Source data:
···

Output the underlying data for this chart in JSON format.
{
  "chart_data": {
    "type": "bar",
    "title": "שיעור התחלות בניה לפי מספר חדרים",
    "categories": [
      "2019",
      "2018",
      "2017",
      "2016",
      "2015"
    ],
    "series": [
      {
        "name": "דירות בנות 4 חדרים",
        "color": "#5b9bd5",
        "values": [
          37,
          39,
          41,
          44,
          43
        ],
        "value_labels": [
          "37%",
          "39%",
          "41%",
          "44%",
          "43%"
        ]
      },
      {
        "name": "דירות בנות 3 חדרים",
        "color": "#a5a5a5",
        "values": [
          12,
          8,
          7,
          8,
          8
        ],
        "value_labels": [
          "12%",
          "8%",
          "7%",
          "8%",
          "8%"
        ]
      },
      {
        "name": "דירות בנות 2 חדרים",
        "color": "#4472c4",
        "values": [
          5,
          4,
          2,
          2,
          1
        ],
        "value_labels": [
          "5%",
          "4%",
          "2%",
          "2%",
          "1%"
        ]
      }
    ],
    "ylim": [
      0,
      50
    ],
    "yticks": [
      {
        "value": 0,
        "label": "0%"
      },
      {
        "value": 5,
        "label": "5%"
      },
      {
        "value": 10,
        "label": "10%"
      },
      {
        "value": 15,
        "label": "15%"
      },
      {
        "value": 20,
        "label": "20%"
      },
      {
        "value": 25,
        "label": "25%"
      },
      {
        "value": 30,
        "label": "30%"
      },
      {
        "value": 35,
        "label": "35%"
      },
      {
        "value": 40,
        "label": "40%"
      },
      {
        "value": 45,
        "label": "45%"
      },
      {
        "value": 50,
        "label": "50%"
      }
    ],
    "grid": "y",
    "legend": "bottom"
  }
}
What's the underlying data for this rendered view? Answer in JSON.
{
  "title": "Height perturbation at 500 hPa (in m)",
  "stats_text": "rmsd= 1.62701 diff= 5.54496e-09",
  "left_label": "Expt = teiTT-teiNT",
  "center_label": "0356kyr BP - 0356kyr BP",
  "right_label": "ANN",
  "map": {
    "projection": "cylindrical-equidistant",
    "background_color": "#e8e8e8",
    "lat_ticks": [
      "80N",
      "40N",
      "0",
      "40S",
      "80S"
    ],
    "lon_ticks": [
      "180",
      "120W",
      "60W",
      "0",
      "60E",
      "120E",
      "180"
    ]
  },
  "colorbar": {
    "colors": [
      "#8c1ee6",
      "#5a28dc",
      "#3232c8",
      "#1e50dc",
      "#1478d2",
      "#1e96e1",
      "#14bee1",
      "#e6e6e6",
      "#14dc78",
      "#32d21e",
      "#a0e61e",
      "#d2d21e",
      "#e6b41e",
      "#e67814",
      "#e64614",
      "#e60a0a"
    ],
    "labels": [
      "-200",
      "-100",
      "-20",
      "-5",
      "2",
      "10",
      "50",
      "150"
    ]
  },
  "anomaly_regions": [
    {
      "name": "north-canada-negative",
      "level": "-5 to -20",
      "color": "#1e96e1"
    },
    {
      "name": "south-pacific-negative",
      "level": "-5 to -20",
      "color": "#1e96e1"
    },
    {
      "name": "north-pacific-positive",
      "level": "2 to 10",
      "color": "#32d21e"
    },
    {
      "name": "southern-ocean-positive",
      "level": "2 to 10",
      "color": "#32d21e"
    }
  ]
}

···

> _Problem statement_: Take each line of the material that contains the word "negative" and list it.

> _Result_:
      "name": "north-canada-negative",
      "name": "south-pacific-negative",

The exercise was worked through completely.